**Excerpts from a figure dataset:**
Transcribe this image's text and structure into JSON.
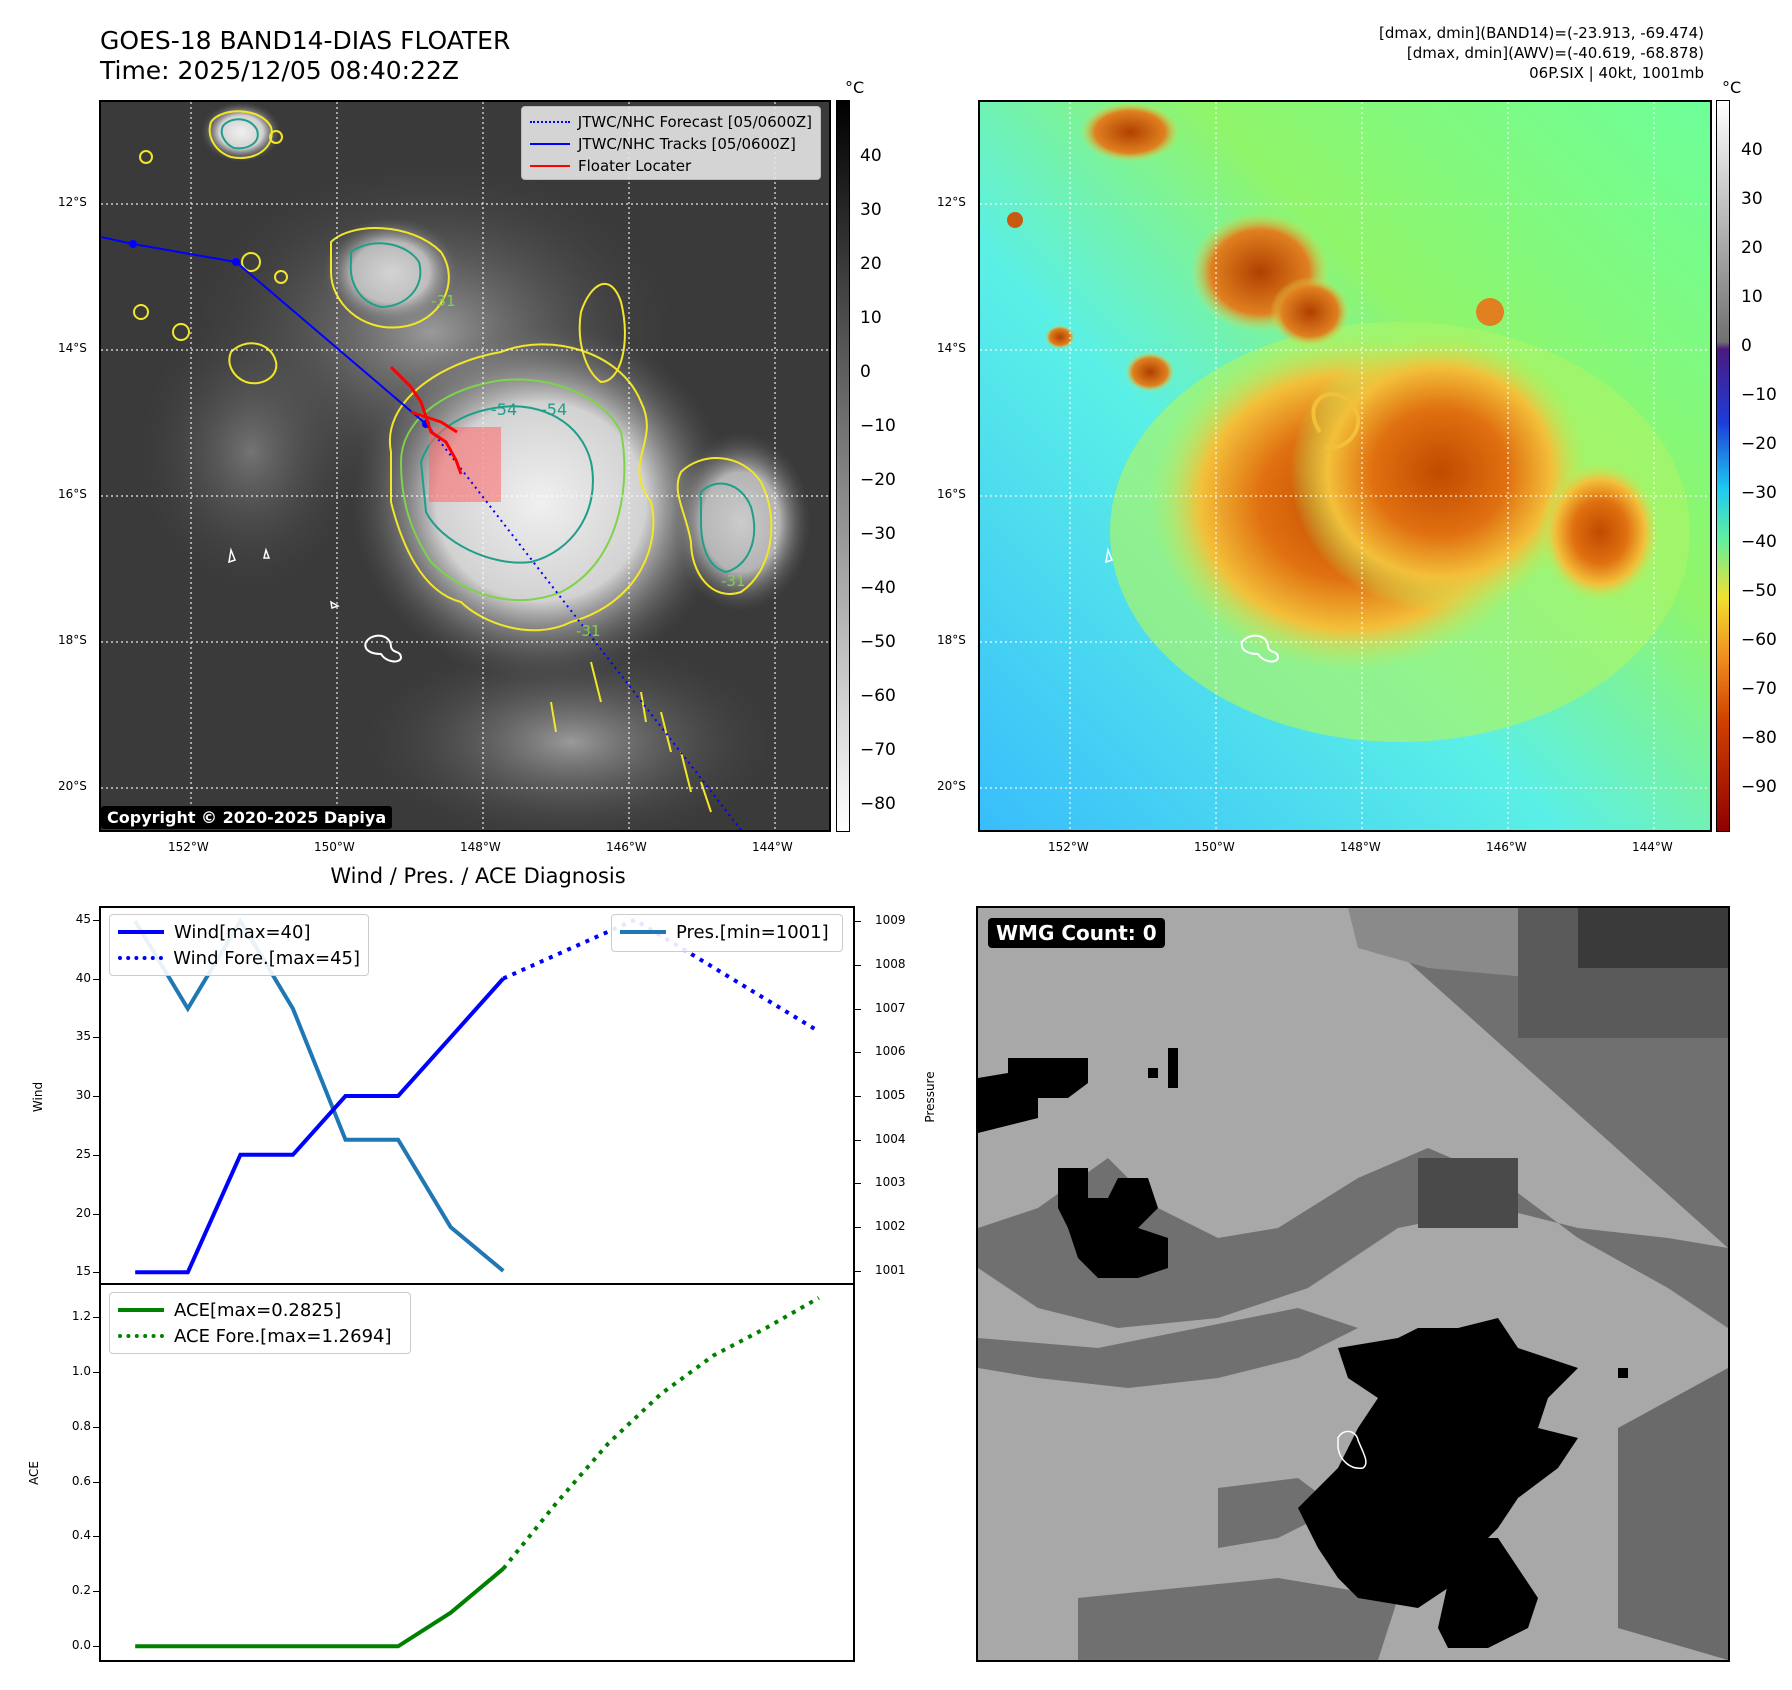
{
  "header": {
    "title_line1": "GOES-18 BAND14-DIAS FLOATER",
    "title_line2": "Time: 2025/12/05 08:40:22Z",
    "info_line1": "[dmax, dmin](BAND14)=(-23.913, -69.474)",
    "info_line2": "[dmax, dmin](AWV)=(-40.619, -68.878)",
    "info_line3": "06P.SIX | 40kt, 1001mb"
  },
  "map_axes": {
    "lat_labels": [
      "12°S",
      "14°S",
      "16°S",
      "18°S",
      "20°S"
    ],
    "lon_labels": [
      "152°W",
      "150°W",
      "148°W",
      "146°W",
      "144°W"
    ]
  },
  "ir_panel": {
    "legend": [
      {
        "label": "JTWC/NHC Forecast [05/0600Z]",
        "color": "#0000ff",
        "style": "dotted"
      },
      {
        "label": "JTWC/NHC Tracks [05/0600Z]",
        "color": "#0000ff",
        "style": "solid-marker"
      },
      {
        "label": "Floater Locater",
        "color": "#ff0000",
        "style": "solid"
      }
    ],
    "copyright": "Copyright © 2020-2025 Dapiya",
    "colorbar_unit": "°C",
    "colorbar_ticks": [
      "40",
      "30",
      "20",
      "10",
      "0",
      "−10",
      "−20",
      "−30",
      "−40",
      "−50",
      "−60",
      "−70",
      "−80"
    ],
    "contour_labels": [
      "-54",
      "-54",
      "-31",
      "-31",
      "-31"
    ]
  },
  "awv_panel": {
    "colorbar_unit": "°C",
    "colorbar_ticks": [
      "40",
      "30",
      "20",
      "10",
      "0",
      "−10",
      "−20",
      "−30",
      "−40",
      "−50",
      "−60",
      "−70",
      "−80",
      "−90"
    ]
  },
  "diagnosis": {
    "title": "Wind / Pres. / ACE Diagnosis",
    "wind_ylabel": "Wind",
    "pressure_ylabel": "Pressure",
    "ace_ylabel": "ACE",
    "wind_ticks": [
      "45",
      "40",
      "35",
      "30",
      "25",
      "20",
      "15"
    ],
    "pres_ticks": [
      "1009",
      "1008",
      "1007",
      "1006",
      "1005",
      "1004",
      "1003",
      "1002",
      "1001"
    ],
    "ace_ticks": [
      "1.2",
      "1.0",
      "0.8",
      "0.6",
      "0.4",
      "0.2",
      "0.0"
    ],
    "legend_wind": "Wind[max=40]",
    "legend_wind_fore": "Wind Fore.[max=45]",
    "legend_pres": "Pres.[min=1001]",
    "legend_ace": "ACE[max=0.2825]",
    "legend_ace_fore": "ACE Fore.[max=1.2694]"
  },
  "chart_data": [
    {
      "type": "line",
      "title": "Wind / Pres. / ACE Diagnosis",
      "xlabel": "",
      "ylabel": "Wind",
      "ylim": [
        14,
        46
      ],
      "x": [
        0,
        1,
        2,
        3,
        4,
        5,
        6,
        7,
        8,
        9,
        10,
        11,
        12,
        13
      ],
      "series": [
        {
          "name": "Wind[max=40]",
          "color": "#0000ff",
          "style": "solid",
          "x": [
            0,
            1,
            2,
            3,
            4,
            5,
            6,
            7
          ],
          "values": [
            15,
            15,
            25,
            25,
            30,
            30,
            35,
            40
          ]
        },
        {
          "name": "Wind Fore.[max=45]",
          "color": "#0000ff",
          "style": "dotted",
          "x": [
            7,
            9.5,
            13
          ],
          "values": [
            40,
            45,
            35.5
          ]
        }
      ]
    },
    {
      "type": "line",
      "ylabel": "Pressure",
      "ylim": [
        1000.7,
        1009.3
      ],
      "series": [
        {
          "name": "Pres.[min=1001]",
          "color": "#1f77b4",
          "style": "solid",
          "x": [
            0,
            1,
            2,
            3,
            4,
            5,
            6,
            7
          ],
          "values": [
            1009,
            1007,
            1009,
            1007,
            1004,
            1004,
            1002,
            1001
          ]
        }
      ]
    },
    {
      "type": "line",
      "ylabel": "ACE",
      "ylim": [
        -0.05,
        1.32
      ],
      "series": [
        {
          "name": "ACE[max=0.2825]",
          "color": "#008000",
          "style": "solid",
          "x": [
            0,
            1,
            2,
            3,
            4,
            5,
            6,
            7
          ],
          "values": [
            0,
            0,
            0,
            0,
            0,
            0,
            0.1225,
            0.2825
          ]
        },
        {
          "name": "ACE Fore.[max=1.2694]",
          "color": "#008000",
          "style": "dotted",
          "x": [
            7,
            8,
            9,
            10,
            11,
            12,
            13
          ],
          "values": [
            0.2825,
            0.52,
            0.74,
            0.92,
            1.06,
            1.16,
            1.2694
          ]
        }
      ]
    }
  ],
  "wmg_panel": {
    "label": "WMG Count: 0"
  }
}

**Task prompt:**
Quote the records above in full, dropping each picture.

**Reply:**
Transcribe this image's text and structure into JSON.
{
  "header": {
    "title_line1": "GOES-18 BAND14-DIAS FLOATER",
    "title_line2": "Time: 2025/12/05 08:40:22Z",
    "info_line1": "[dmax, dmin](BAND14)=(-23.913, -69.474)",
    "info_line2": "[dmax, dmin](AWV)=(-40.619, -68.878)",
    "info_line3": "06P.SIX | 40kt, 1001mb"
  },
  "map_axes": {
    "lat_labels": [
      "12°S",
      "14°S",
      "16°S",
      "18°S",
      "20°S"
    ],
    "lon_labels": [
      "152°W",
      "150°W",
      "148°W",
      "146°W",
      "144°W"
    ]
  },
  "ir_panel": {
    "legend": [
      {
        "label": "JTWC/NHC Forecast [05/0600Z]",
        "color": "#0000ff",
        "style": "dotted"
      },
      {
        "label": "JTWC/NHC Tracks [05/0600Z]",
        "color": "#0000ff",
        "style": "solid-marker"
      },
      {
        "label": "Floater Locater",
        "color": "#ff0000",
        "style": "solid"
      }
    ],
    "copyright": "Copyright © 2020-2025 Dapiya",
    "colorbar_unit": "°C",
    "colorbar_ticks": [
      "40",
      "30",
      "20",
      "10",
      "0",
      "−10",
      "−20",
      "−30",
      "−40",
      "−50",
      "−60",
      "−70",
      "−80"
    ],
    "contour_labels": [
      "-54",
      "-54",
      "-31",
      "-31",
      "-31"
    ]
  },
  "awv_panel": {
    "colorbar_unit": "°C",
    "colorbar_ticks": [
      "40",
      "30",
      "20",
      "10",
      "0",
      "−10",
      "−20",
      "−30",
      "−40",
      "−50",
      "−60",
      "−70",
      "−80",
      "−90"
    ]
  },
  "diagnosis": {
    "title": "Wind / Pres. / ACE Diagnosis",
    "wind_ylabel": "Wind",
    "pressure_ylabel": "Pressure",
    "ace_ylabel": "ACE",
    "wind_ticks": [
      "45",
      "40",
      "35",
      "30",
      "25",
      "20",
      "15"
    ],
    "pres_ticks": [
      "1009",
      "1008",
      "1007",
      "1006",
      "1005",
      "1004",
      "1003",
      "1002",
      "1001"
    ],
    "ace_ticks": [
      "1.2",
      "1.0",
      "0.8",
      "0.6",
      "0.4",
      "0.2",
      "0.0"
    ],
    "legend_wind": "Wind[max=40]",
    "legend_wind_fore": "Wind Fore.[max=45]",
    "legend_pres": "Pres.[min=1001]",
    "legend_ace": "ACE[max=0.2825]",
    "legend_ace_fore": "ACE Fore.[max=1.2694]"
  },
  "chart_data": [
    {
      "type": "line",
      "title": "Wind / Pres. / ACE Diagnosis",
      "xlabel": "",
      "ylabel": "Wind",
      "ylim": [
        14,
        46
      ],
      "x": [
        0,
        1,
        2,
        3,
        4,
        5,
        6,
        7,
        8,
        9,
        10,
        11,
        12,
        13
      ],
      "series": [
        {
          "name": "Wind[max=40]",
          "color": "#0000ff",
          "style": "solid",
          "x": [
            0,
            1,
            2,
            3,
            4,
            5,
            6,
            7
          ],
          "values": [
            15,
            15,
            25,
            25,
            30,
            30,
            35,
            40
          ]
        },
        {
          "name": "Wind Fore.[max=45]",
          "color": "#0000ff",
          "style": "dotted",
          "x": [
            7,
            9.5,
            13
          ],
          "values": [
            40,
            45,
            35.5
          ]
        }
      ]
    },
    {
      "type": "line",
      "ylabel": "Pressure",
      "ylim": [
        1000.7,
        1009.3
      ],
      "series": [
        {
          "name": "Pres.[min=1001]",
          "color": "#1f77b4",
          "style": "solid",
          "x": [
            0,
            1,
            2,
            3,
            4,
            5,
            6,
            7
          ],
          "values": [
            1009,
            1007,
            1009,
            1007,
            1004,
            1004,
            1002,
            1001
          ]
        }
      ]
    },
    {
      "type": "line",
      "ylabel": "ACE",
      "ylim": [
        -0.05,
        1.32
      ],
      "series": [
        {
          "name": "ACE[max=0.2825]",
          "color": "#008000",
          "style": "solid",
          "x": [
            0,
            1,
            2,
            3,
            4,
            5,
            6,
            7
          ],
          "values": [
            0,
            0,
            0,
            0,
            0,
            0,
            0.1225,
            0.2825
          ]
        },
        {
          "name": "ACE Fore.[max=1.2694]",
          "color": "#008000",
          "style": "dotted",
          "x": [
            7,
            8,
            9,
            10,
            11,
            12,
            13
          ],
          "values": [
            0.2825,
            0.52,
            0.74,
            0.92,
            1.06,
            1.16,
            1.2694
          ]
        }
      ]
    }
  ],
  "wmg_panel": {
    "label": "WMG Count: 0"
  }
}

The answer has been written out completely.